### What needs to be done
Reproduce every one of the entries below verbatim, leaving out the pictures.

== Material for this exercise ==

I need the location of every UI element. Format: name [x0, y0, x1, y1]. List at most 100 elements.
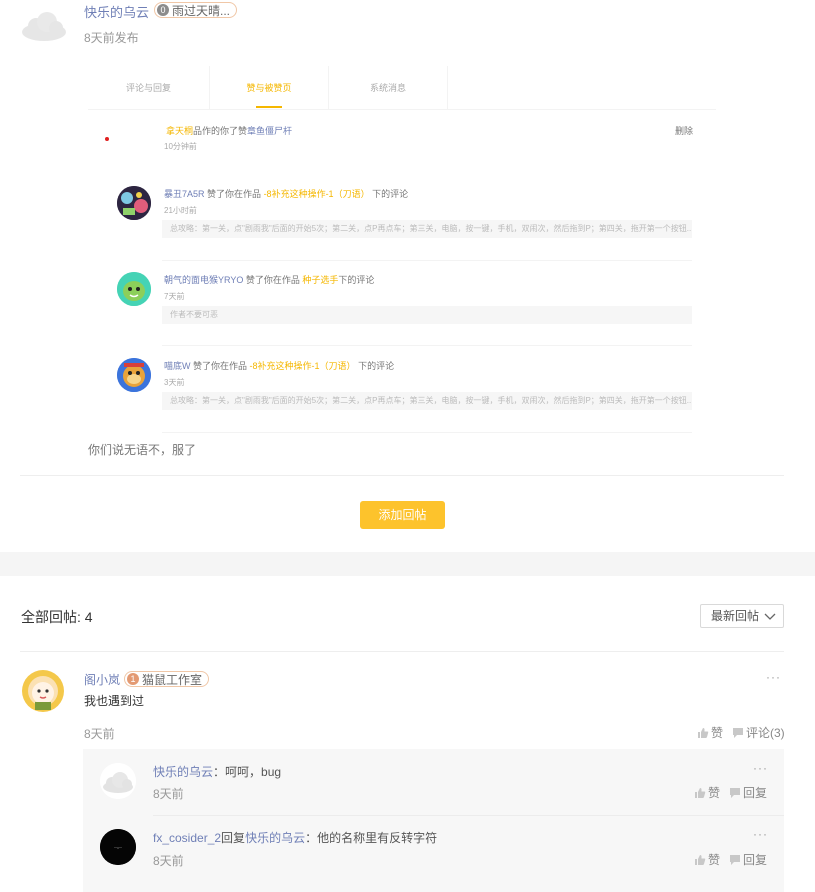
reply-author-badge[interactable]: 1 猫鼠工作室 [124, 671, 210, 687]
notif-delete: 删除 [675, 126, 694, 136]
sub-reply-author[interactable]: 快乐的乌云 [153, 765, 213, 779]
notif-user: 暴丑7A5R [164, 189, 205, 199]
robot-avatar-icon [117, 186, 151, 220]
chevron-down-icon [764, 613, 776, 620]
reply-more-button[interactable]: ··· [766, 670, 781, 684]
notif-quote: 总攻略：第一关，点"剧雨我"后面的开始5次；第二关，点P再点车；第三关，电脑，按… [162, 392, 692, 410]
thumbs-up-icon [695, 787, 706, 798]
comment-icon [730, 787, 740, 798]
notif-quote: 总攻略：第一关，点"剧雨我"后面的开始5次；第二关，点P再点车；第三关，电脑，按… [162, 220, 692, 238]
notif-time: 10分钟前 [164, 142, 197, 151]
reply-comment-button[interactable]: 评论(3) [732, 724, 785, 741]
badge-text: 猫鼠工作室 [142, 672, 203, 687]
notif-avatar [117, 358, 151, 392]
like-label: 赞 [708, 853, 721, 867]
sub-reply-like-button[interactable]: 赞 [694, 851, 720, 868]
unread-dot-icon [105, 137, 109, 141]
post-divider [20, 475, 784, 476]
sub-reply-target[interactable]: 快乐的乌云 [245, 831, 305, 845]
sub-reply-time: 8天前 [153, 854, 184, 868]
screenshot-notification-4: 喵底W 赞了你在作品 -8补充这种操作-1（刀语） 下的评论 [164, 359, 394, 372]
sub-reply-time: 8天前 [153, 787, 184, 801]
reply-author-name[interactable]: 阁小岚 [84, 671, 120, 688]
screenshot-tab-likes: 赞与被赞页 [210, 66, 329, 110]
cartoon-avatar-icon [117, 272, 151, 306]
reply-like-button[interactable]: 赞 [697, 724, 723, 741]
comment-icon [733, 727, 743, 738]
sub-reply-reply-button[interactable]: 回复 [729, 851, 767, 868]
reply-author-avatar[interactable] [21, 669, 65, 713]
comment-label: 评论(3) [746, 726, 785, 740]
notif-text-after: 下的评论 [372, 189, 409, 199]
notif-user: 拿天桐 [166, 126, 194, 136]
like-label: 赞 [708, 786, 721, 800]
add-reply-button[interactable]: 添加回帖 [360, 501, 445, 529]
post-screenshot-image[interactable]: 评论与回复 赞与被赞页 系统消息 拿天桐品作的你了赞章鱼僵尸杆 10分钟前 删除… [88, 66, 716, 438]
notif-text: 赞了你在作品 [245, 275, 300, 285]
sub-reply-separator [153, 815, 784, 816]
comment-icon [730, 854, 740, 865]
post-author-name[interactable]: 快乐的乌云 [84, 2, 149, 21]
sunflower-avatar-icon [22, 670, 64, 712]
replies-divider [20, 651, 784, 652]
sub-reply-more-button[interactable]: ··· [753, 761, 768, 775]
notif-text-after: 下的评论 [338, 275, 375, 285]
screenshot-notification-2: 暴丑7A5R 赞了你在作品 -8补充这种操作-1（刀语） 下的评论 [164, 187, 408, 200]
notif-avatar [117, 186, 151, 220]
notif-text: 赞了你在作品 [193, 361, 248, 371]
dark-avatar-icon [100, 829, 136, 865]
monkey-avatar-icon [117, 358, 151, 392]
sub-reply-like-button[interactable]: 赞 [694, 784, 720, 801]
notif-time: 21小时前 [164, 206, 197, 215]
notif-time: 7天前 [164, 292, 185, 301]
notif-work: 种子选手 [302, 275, 339, 285]
reply-time: 8天前 [84, 727, 115, 741]
notif-work: -8补充这种操作-1（刀语） [263, 189, 370, 199]
sub-reply-avatar[interactable] [100, 763, 136, 799]
sub-reply-avatar[interactable] [100, 829, 136, 865]
sub-reply-line: fx_cosider_2回复快乐的乌云：他的名称里有反转字符 [153, 829, 437, 846]
thumbs-up-icon [695, 854, 706, 865]
sub-reply-author[interactable]: fx_cosider_2 [153, 831, 221, 845]
badge-level: 1 [127, 673, 139, 685]
post-author-badge[interactable]: 0 雨过天晴... [154, 2, 238, 18]
notif-target: 章鱼僵尸杆 [247, 126, 293, 136]
notif-separator [162, 345, 692, 346]
post-body-text: 你们说无语不，服了 [88, 443, 197, 457]
screenshot-notification-1: 拿天桐品作的你了赞章鱼僵尸杆 [166, 124, 292, 137]
section-gap [0, 552, 815, 576]
sub-reply-line: 快乐的乌云：呵呵，bug [153, 763, 281, 780]
notif-separator [162, 432, 692, 433]
reply-text: 我也遇到过 [84, 694, 145, 708]
notif-text: 赞了你在作品 [207, 189, 262, 199]
sub-reply-text: ：呵呵，bug [213, 765, 282, 779]
sub-reply-reply-button[interactable]: 回复 [729, 784, 767, 801]
notif-quote: 作者不要可恶 [162, 306, 692, 324]
badge-text: 雨过天晴... [172, 3, 231, 18]
replies-count-label: 全部回帖: 4 [21, 609, 93, 625]
sort-dropdown-value: 最新回帖 [711, 609, 760, 623]
reply-label: 回复 [743, 853, 768, 867]
cloud-avatar-icon [22, 12, 66, 41]
thumbs-up-icon [698, 727, 709, 738]
notif-user: 朝气的面电猴YRYO [164, 275, 244, 285]
sub-reply-reply-word: 回复 [221, 831, 246, 845]
sub-reply-more-button[interactable]: ··· [753, 827, 768, 841]
notif-text-after: 下的评论 [358, 361, 395, 371]
notif-user: 喵底W [164, 361, 191, 371]
notif-work: -8补充这种操作-1（刀语） [249, 361, 356, 371]
screenshot-tab-bar: 评论与回复 赞与被赞页 系统消息 [88, 66, 716, 110]
post-time: 8天前发布 [84, 31, 139, 45]
notif-avatar [117, 272, 151, 306]
post-author-avatar[interactable] [20, 10, 68, 41]
screenshot-tab-underline [256, 106, 282, 108]
cloud-avatar-icon [100, 763, 136, 799]
screenshot-tab-system: 系统消息 [329, 66, 448, 110]
sort-dropdown[interactable]: 最新回帖 [700, 604, 784, 628]
screenshot-tab-comments: 评论与回复 [88, 66, 210, 110]
screenshot-notification-3: 朝气的面电猴YRYO 赞了你在作品 种子选手下的评论 [164, 273, 374, 286]
sub-reply-text: ：他的名称里有反转字符 [305, 831, 438, 845]
notif-time: 3天前 [164, 378, 185, 387]
notif-separator [162, 260, 692, 261]
notif-text: 品作的你了赞 [193, 126, 248, 136]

===

### Final answer
I need the location of every UI element. Format: name [x0, y0, x1, y1]. List at most 100 elements.
reply-author-badge[interactable]: 1 猫鼠工作室 [124, 671, 210, 687]
notif-delete: 删除 [675, 126, 694, 136]
sub-reply-author[interactable]: 快乐的乌云 [153, 765, 213, 779]
notif-user: 暴丑7A5R [164, 189, 205, 199]
robot-avatar-icon [117, 186, 151, 220]
chevron-down-icon [764, 613, 776, 620]
reply-more-button[interactable]: ··· [766, 670, 781, 684]
notif-quote: 总攻略：第一关，点"剧雨我"后面的开始5次；第二关，点P再点车；第三关，电脑，按… [162, 392, 692, 410]
thumbs-up-icon [695, 787, 706, 798]
comment-icon [730, 787, 740, 798]
notif-quote: 总攻略：第一关，点"剧雨我"后面的开始5次；第二关，点P再点车；第三关，电脑，按… [162, 220, 692, 238]
notif-time: 10分钟前 [164, 142, 197, 151]
reply-comment-button[interactable]: 评论(3) [732, 724, 785, 741]
badge-text: 猫鼠工作室 [142, 672, 203, 687]
notif-avatar [117, 358, 151, 392]
like-label: 赞 [708, 853, 721, 867]
sub-reply-like-button[interactable]: 赞 [694, 851, 720, 868]
unread-dot-icon [105, 137, 109, 141]
post-divider [20, 475, 784, 476]
sub-reply-target[interactable]: 快乐的乌云 [245, 831, 305, 845]
sub-reply-time: 8天前 [153, 854, 184, 868]
screenshot-notification-4: 喵底W 赞了你在作品 -8补充这种操作-1（刀语） 下的评论 [164, 359, 394, 372]
sub-reply-time: 8天前 [153, 787, 184, 801]
reply-author-name[interactable]: 阁小岚 [84, 671, 120, 688]
screenshot-tab-likes: 赞与被赞页 [210, 66, 329, 110]
cartoon-avatar-icon [117, 272, 151, 306]
reply-like-button[interactable]: 赞 [697, 724, 723, 741]
comment-icon [733, 727, 743, 738]
sub-reply-reply-button[interactable]: 回复 [729, 851, 767, 868]
reply-author-avatar[interactable] [21, 669, 65, 713]
comment-label: 评论(3) [746, 726, 785, 740]
notif-text-after: 下的评论 [372, 189, 409, 199]
notif-user: 拿天桐 [166, 126, 194, 136]
like-label: 赞 [708, 786, 721, 800]
add-reply-button[interactable]: 添加回帖 [360, 501, 445, 529]
post-screenshot-image[interactable]: 评论与回复 赞与被赞页 系统消息 拿天桐品作的你了赞章鱼僵尸杆 10分钟前 删除… [88, 66, 716, 438]
notif-text: 赞了你在作品 [245, 275, 300, 285]
sub-reply-separator [153, 815, 784, 816]
comment-icon [730, 854, 740, 865]
post-author-name[interactable]: 快乐的乌云 [84, 2, 149, 21]
sunflower-avatar-icon [22, 670, 64, 712]
replies-divider [20, 651, 784, 652]
sub-reply-more-button[interactable]: ··· [753, 761, 768, 775]
notif-text-after: 下的评论 [338, 275, 375, 285]
screenshot-notification-2: 暴丑7A5R 赞了你在作品 -8补充这种操作-1（刀语） 下的评论 [164, 187, 408, 200]
notif-avatar [117, 186, 151, 220]
notif-text: 赞了你在作品 [193, 361, 248, 371]
dark-avatar-icon [100, 829, 136, 865]
monkey-avatar-icon [117, 358, 151, 392]
sub-reply-like-button[interactable]: 赞 [694, 784, 720, 801]
notif-time: 21小时前 [164, 206, 197, 215]
notif-time: 7天前 [164, 292, 185, 301]
notif-work: 种子选手 [302, 275, 339, 285]
reply-time: 8天前 [84, 727, 115, 741]
notif-work: -8补充这种操作-1（刀语） [263, 189, 370, 199]
sub-reply-avatar[interactable] [100, 763, 136, 799]
sub-reply-avatar[interactable] [100, 829, 136, 865]
sub-reply-line: fx_cosider_2回复快乐的乌云：他的名称里有反转字符 [153, 829, 437, 846]
thumbs-up-icon [695, 854, 706, 865]
sub-reply-author[interactable]: fx_cosider_2 [153, 831, 221, 845]
badge-level: 1 [127, 673, 139, 685]
post-author-badge[interactable]: 0 雨过天晴... [154, 2, 238, 18]
notif-target: 章鱼僵尸杆 [247, 126, 293, 136]
notif-separator [162, 345, 692, 346]
post-body-text: 你们说无语不，服了 [88, 443, 197, 457]
screenshot-notification-1: 拿天桐品作的你了赞章鱼僵尸杆 [166, 124, 292, 137]
section-gap [0, 552, 815, 576]
sub-reply-line: 快乐的乌云：呵呵，bug [153, 763, 281, 780]
notif-separator [162, 432, 692, 433]
reply-text: 我也遇到过 [84, 694, 145, 708]
notif-text: 赞了你在作品 [207, 189, 262, 199]
sub-reply-text: ：呵呵，bug [213, 765, 282, 779]
sub-reply-reply-button[interactable]: 回复 [729, 784, 767, 801]
notif-quote: 作者不要可恶 [162, 306, 692, 324]
badge-text: 雨过天晴... [172, 3, 231, 18]
replies-count-label: 全部回帖: 4 [21, 609, 93, 625]
sort-dropdown-value: 最新回帖 [711, 609, 760, 623]
reply-label: 回复 [743, 853, 768, 867]
cloud-avatar-icon [22, 12, 66, 41]
thumbs-up-icon [698, 727, 709, 738]
notif-user: 朝气的面电猴YRYO [164, 275, 244, 285]
sub-reply-reply-word: 回复 [221, 831, 246, 845]
sub-reply-more-button[interactable]: ··· [753, 827, 768, 841]
notif-text-after: 下的评论 [358, 361, 395, 371]
notif-user: 喵底W [164, 361, 191, 371]
notif-work: -8补充这种操作-1（刀语） [249, 361, 356, 371]
screenshot-tab-bar: 评论与回复 赞与被赞页 系统消息 [88, 66, 716, 110]
post-time: 8天前发布 [84, 31, 139, 45]
notif-avatar [117, 272, 151, 306]
post-author-avatar[interactable] [20, 10, 68, 41]
screenshot-tab-underline [256, 106, 282, 108]
cloud-avatar-icon [100, 763, 136, 799]
screenshot-tab-system: 系统消息 [329, 66, 448, 110]
sort-dropdown[interactable]: 最新回帖 [700, 604, 784, 628]
screenshot-tab-comments: 评论与回复 [88, 66, 210, 110]
screenshot-notification-3: 朝气的面电猴YRYO 赞了你在作品 种子选手下的评论 [164, 273, 374, 286]
sub-reply-text: ：他的名称里有反转字符 [305, 831, 438, 845]
notif-time: 3天前 [164, 378, 185, 387]
notif-separator [162, 260, 692, 261]
notif-text: 品作的你了赞 [193, 126, 248, 136]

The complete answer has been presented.